__WHAT YOU WILL DO__: Write out the material exactly, with the pictures left out.

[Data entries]

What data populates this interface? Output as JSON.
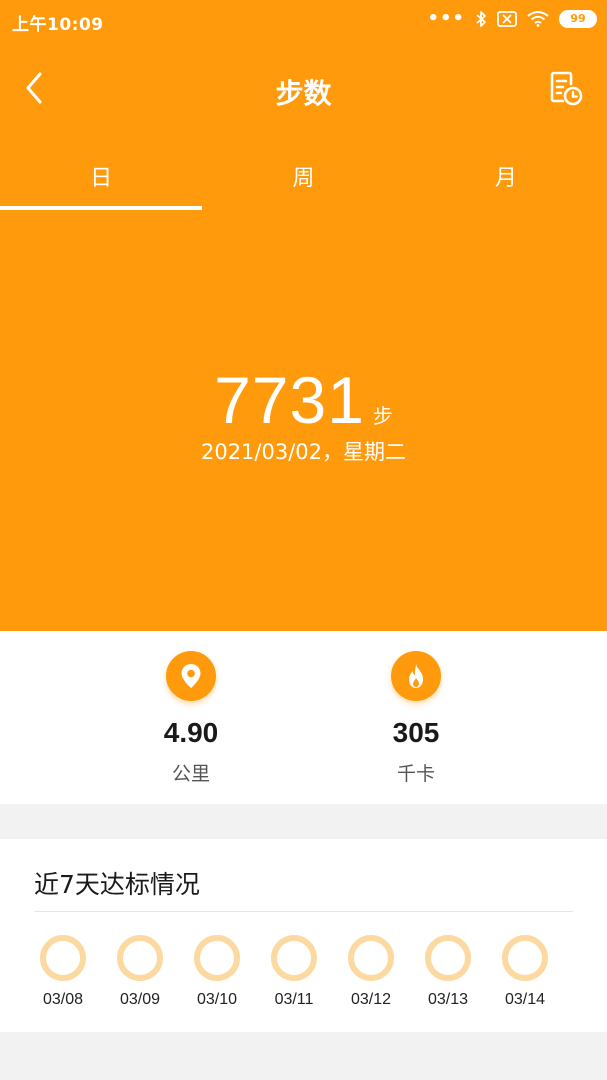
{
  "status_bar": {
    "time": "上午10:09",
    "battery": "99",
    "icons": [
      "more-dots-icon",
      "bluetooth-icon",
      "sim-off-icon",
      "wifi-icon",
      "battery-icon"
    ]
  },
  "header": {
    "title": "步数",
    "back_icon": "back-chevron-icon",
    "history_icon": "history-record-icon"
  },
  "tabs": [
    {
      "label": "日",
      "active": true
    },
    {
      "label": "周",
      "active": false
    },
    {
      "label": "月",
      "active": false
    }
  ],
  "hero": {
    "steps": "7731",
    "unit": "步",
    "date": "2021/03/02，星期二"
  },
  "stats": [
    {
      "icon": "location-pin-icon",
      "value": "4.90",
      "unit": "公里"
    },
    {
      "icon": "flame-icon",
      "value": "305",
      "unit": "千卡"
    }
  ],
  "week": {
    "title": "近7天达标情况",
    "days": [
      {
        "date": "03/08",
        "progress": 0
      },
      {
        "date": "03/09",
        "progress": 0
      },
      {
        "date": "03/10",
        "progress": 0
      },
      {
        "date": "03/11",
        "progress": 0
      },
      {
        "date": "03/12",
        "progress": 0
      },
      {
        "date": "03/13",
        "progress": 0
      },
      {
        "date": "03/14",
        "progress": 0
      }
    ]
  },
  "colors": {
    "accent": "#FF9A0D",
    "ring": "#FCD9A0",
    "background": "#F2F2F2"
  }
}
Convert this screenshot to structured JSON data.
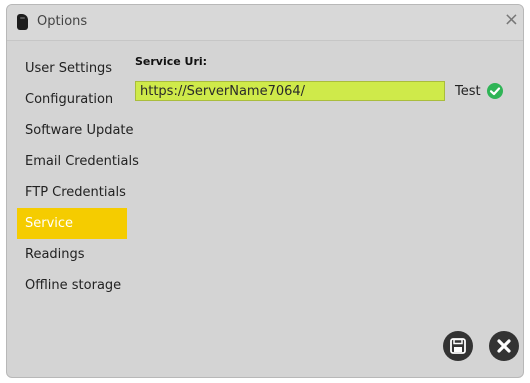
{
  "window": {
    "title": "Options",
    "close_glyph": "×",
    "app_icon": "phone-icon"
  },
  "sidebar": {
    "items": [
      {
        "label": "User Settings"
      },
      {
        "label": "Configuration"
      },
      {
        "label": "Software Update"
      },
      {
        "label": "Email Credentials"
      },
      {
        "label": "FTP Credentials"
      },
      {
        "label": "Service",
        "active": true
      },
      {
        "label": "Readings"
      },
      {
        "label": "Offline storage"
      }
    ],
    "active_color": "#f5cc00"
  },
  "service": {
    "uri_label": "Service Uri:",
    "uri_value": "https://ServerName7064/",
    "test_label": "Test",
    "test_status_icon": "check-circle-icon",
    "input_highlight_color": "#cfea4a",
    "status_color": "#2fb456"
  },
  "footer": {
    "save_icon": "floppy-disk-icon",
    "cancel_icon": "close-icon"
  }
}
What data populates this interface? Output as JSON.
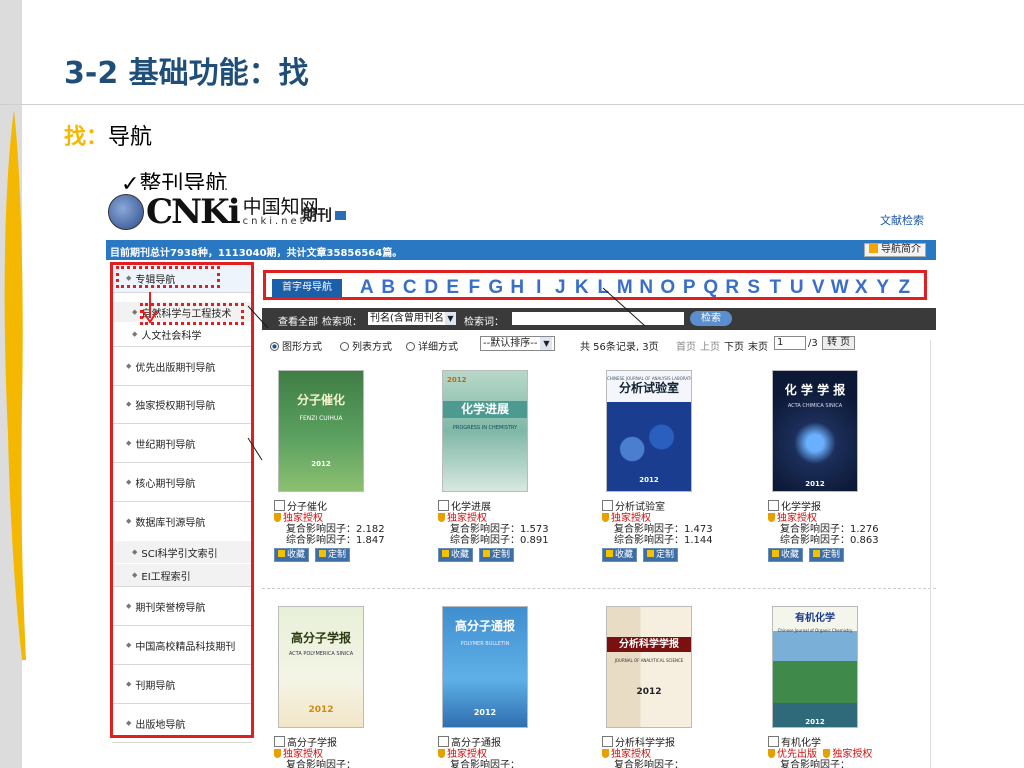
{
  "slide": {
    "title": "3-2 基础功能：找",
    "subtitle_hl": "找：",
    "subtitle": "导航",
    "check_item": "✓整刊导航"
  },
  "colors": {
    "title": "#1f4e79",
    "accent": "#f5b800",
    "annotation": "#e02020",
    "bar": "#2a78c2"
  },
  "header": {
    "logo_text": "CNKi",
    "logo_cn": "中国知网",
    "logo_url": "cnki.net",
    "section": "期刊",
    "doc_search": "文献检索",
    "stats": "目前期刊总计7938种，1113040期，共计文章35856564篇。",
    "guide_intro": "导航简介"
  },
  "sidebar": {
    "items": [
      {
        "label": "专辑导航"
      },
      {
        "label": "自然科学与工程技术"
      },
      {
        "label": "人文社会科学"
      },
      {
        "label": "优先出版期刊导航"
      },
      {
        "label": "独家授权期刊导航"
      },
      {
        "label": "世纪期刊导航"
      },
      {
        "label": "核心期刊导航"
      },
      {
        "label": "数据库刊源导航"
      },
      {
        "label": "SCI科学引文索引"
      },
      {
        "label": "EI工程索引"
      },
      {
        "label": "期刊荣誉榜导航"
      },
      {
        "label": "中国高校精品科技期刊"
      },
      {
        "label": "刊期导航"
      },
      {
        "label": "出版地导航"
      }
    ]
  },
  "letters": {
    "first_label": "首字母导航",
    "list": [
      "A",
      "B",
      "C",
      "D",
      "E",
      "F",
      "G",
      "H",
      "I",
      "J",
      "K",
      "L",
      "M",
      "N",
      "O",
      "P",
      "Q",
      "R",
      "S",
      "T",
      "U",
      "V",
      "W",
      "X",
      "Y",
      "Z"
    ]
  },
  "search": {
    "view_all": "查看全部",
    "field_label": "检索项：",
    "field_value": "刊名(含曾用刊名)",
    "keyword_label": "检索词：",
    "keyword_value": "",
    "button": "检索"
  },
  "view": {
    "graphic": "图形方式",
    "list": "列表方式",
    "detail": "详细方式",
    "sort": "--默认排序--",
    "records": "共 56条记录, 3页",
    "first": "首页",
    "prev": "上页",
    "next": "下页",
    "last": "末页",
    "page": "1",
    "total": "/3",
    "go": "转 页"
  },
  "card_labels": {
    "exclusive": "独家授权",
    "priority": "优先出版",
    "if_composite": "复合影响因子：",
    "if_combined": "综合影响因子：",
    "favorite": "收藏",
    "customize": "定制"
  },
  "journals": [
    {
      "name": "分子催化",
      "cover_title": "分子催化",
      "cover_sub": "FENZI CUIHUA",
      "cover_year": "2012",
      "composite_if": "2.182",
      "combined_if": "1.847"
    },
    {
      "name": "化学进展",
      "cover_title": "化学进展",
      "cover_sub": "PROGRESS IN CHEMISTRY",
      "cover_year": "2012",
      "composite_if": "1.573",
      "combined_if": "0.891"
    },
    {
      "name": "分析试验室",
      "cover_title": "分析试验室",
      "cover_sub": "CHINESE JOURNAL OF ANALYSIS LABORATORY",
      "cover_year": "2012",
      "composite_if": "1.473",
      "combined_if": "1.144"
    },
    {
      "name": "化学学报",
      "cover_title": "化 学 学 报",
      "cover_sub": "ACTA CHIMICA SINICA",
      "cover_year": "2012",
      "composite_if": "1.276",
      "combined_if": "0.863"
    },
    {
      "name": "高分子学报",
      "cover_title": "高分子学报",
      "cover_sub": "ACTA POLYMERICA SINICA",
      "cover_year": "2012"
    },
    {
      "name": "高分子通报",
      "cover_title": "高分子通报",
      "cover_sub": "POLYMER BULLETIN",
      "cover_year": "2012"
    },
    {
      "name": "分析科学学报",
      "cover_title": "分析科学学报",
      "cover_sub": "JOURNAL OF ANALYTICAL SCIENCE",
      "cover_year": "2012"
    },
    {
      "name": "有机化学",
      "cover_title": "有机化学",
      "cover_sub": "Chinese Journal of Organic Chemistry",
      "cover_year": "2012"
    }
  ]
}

__WORKED ANSWER__:
What data populates this interface? Output as JSON.
{
  "status_bar": {
    "time": "上午10:09",
    "battery": "99",
    "icons": [
      "more-dots-icon",
      "bluetooth-icon",
      "sim-off-icon",
      "wifi-icon",
      "battery-icon"
    ]
  },
  "header": {
    "title": "步数",
    "back_icon": "back-chevron-icon",
    "history_icon": "history-record-icon"
  },
  "tabs": [
    {
      "label": "日",
      "active": true
    },
    {
      "label": "周",
      "active": false
    },
    {
      "label": "月",
      "active": false
    }
  ],
  "hero": {
    "steps": "7731",
    "unit": "步",
    "date": "2021/03/02，星期二"
  },
  "stats": [
    {
      "icon": "location-pin-icon",
      "value": "4.90",
      "unit": "公里"
    },
    {
      "icon": "flame-icon",
      "value": "305",
      "unit": "千卡"
    }
  ],
  "week": {
    "title": "近7天达标情况",
    "days": [
      {
        "date": "03/08",
        "progress": 0
      },
      {
        "date": "03/09",
        "progress": 0
      },
      {
        "date": "03/10",
        "progress": 0
      },
      {
        "date": "03/11",
        "progress": 0
      },
      {
        "date": "03/12",
        "progress": 0
      },
      {
        "date": "03/13",
        "progress": 0
      },
      {
        "date": "03/14",
        "progress": 0
      }
    ]
  },
  "colors": {
    "accent": "#FF9A0D",
    "ring": "#FCD9A0",
    "background": "#F2F2F2"
  }
}
Convert this screenshot to structured JSON data.
{
  "window": {
    "title": "Options",
    "close_glyph": "×",
    "app_icon": "phone-icon"
  },
  "sidebar": {
    "items": [
      {
        "label": "User Settings"
      },
      {
        "label": "Configuration"
      },
      {
        "label": "Software Update"
      },
      {
        "label": "Email Credentials"
      },
      {
        "label": "FTP Credentials"
      },
      {
        "label": "Service",
        "active": true
      },
      {
        "label": "Readings"
      },
      {
        "label": "Offline storage"
      }
    ],
    "active_color": "#f5cc00"
  },
  "service": {
    "uri_label": "Service Uri:",
    "uri_value": "https://ServerName7064/",
    "test_label": "Test",
    "test_status_icon": "check-circle-icon",
    "input_highlight_color": "#cfea4a",
    "status_color": "#2fb456"
  },
  "footer": {
    "save_icon": "floppy-disk-icon",
    "cancel_icon": "close-icon"
  }
}
What data populates this interface? Output as JSON.
{
  "slide": {
    "title": "3-2 基础功能：找",
    "subtitle_hl": "找：",
    "subtitle": "导航",
    "check_item": "✓整刊导航"
  },
  "colors": {
    "title": "#1f4e79",
    "accent": "#f5b800",
    "annotation": "#e02020",
    "bar": "#2a78c2"
  },
  "header": {
    "logo_text": "CNKi",
    "logo_cn": "中国知网",
    "logo_url": "cnki.net",
    "section": "期刊",
    "doc_search": "文献检索",
    "stats": "目前期刊总计7938种，1113040期，共计文章35856564篇。",
    "guide_intro": "导航简介"
  },
  "sidebar": {
    "items": [
      {
        "label": "专辑导航"
      },
      {
        "label": "自然科学与工程技术"
      },
      {
        "label": "人文社会科学"
      },
      {
        "label": "优先出版期刊导航"
      },
      {
        "label": "独家授权期刊导航"
      },
      {
        "label": "世纪期刊导航"
      },
      {
        "label": "核心期刊导航"
      },
      {
        "label": "数据库刊源导航"
      },
      {
        "label": "SCI科学引文索引"
      },
      {
        "label": "EI工程索引"
      },
      {
        "label": "期刊荣誉榜导航"
      },
      {
        "label": "中国高校精品科技期刊"
      },
      {
        "label": "刊期导航"
      },
      {
        "label": "出版地导航"
      }
    ]
  },
  "letters": {
    "first_label": "首字母导航",
    "list": [
      "A",
      "B",
      "C",
      "D",
      "E",
      "F",
      "G",
      "H",
      "I",
      "J",
      "K",
      "L",
      "M",
      "N",
      "O",
      "P",
      "Q",
      "R",
      "S",
      "T",
      "U",
      "V",
      "W",
      "X",
      "Y",
      "Z"
    ]
  },
  "search": {
    "view_all": "查看全部",
    "field_label": "检索项：",
    "field_value": "刊名(含曾用刊名)",
    "keyword_label": "检索词：",
    "keyword_value": "",
    "button": "检索"
  },
  "view": {
    "graphic": "图形方式",
    "list": "列表方式",
    "detail": "详细方式",
    "sort": "--默认排序--",
    "records": "共 56条记录, 3页",
    "first": "首页",
    "prev": "上页",
    "next": "下页",
    "last": "末页",
    "page": "1",
    "total": "/3",
    "go": "转 页"
  },
  "card_labels": {
    "exclusive": "独家授权",
    "priority": "优先出版",
    "if_composite": "复合影响因子：",
    "if_combined": "综合影响因子：",
    "favorite": "收藏",
    "customize": "定制"
  },
  "journals": [
    {
      "name": "分子催化",
      "cover_title": "分子催化",
      "cover_sub": "FENZI CUIHUA",
      "cover_year": "2012",
      "composite_if": "2.182",
      "combined_if": "1.847"
    },
    {
      "name": "化学进展",
      "cover_title": "化学进展",
      "cover_sub": "PROGRESS IN CHEMISTRY",
      "cover_year": "2012",
      "composite_if": "1.573",
      "combined_if": "0.891"
    },
    {
      "name": "分析试验室",
      "cover_title": "分析试验室",
      "cover_sub": "CHINESE JOURNAL OF ANALYSIS LABORATORY",
      "cover_year": "2012",
      "composite_if": "1.473",
      "combined_if": "1.144"
    },
    {
      "name": "化学学报",
      "cover_title": "化 学 学 报",
      "cover_sub": "ACTA CHIMICA SINICA",
      "cover_year": "2012",
      "composite_if": "1.276",
      "combined_if": "0.863"
    },
    {
      "name": "高分子学报",
      "cover_title": "高分子学报",
      "cover_sub": "ACTA POLYMERICA SINICA",
      "cover_year": "2012"
    },
    {
      "name": "高分子通报",
      "cover_title": "高分子通报",
      "cover_sub": "POLYMER BULLETIN",
      "cover_year": "2012"
    },
    {
      "name": "分析科学学报",
      "cover_title": "分析科学学报",
      "cover_sub": "JOURNAL OF ANALYTICAL SCIENCE",
      "cover_year": "2012"
    },
    {
      "name": "有机化学",
      "cover_title": "有机化学",
      "cover_sub": "Chinese Journal of Organic Chemistry",
      "cover_year": "2012"
    }
  ]
}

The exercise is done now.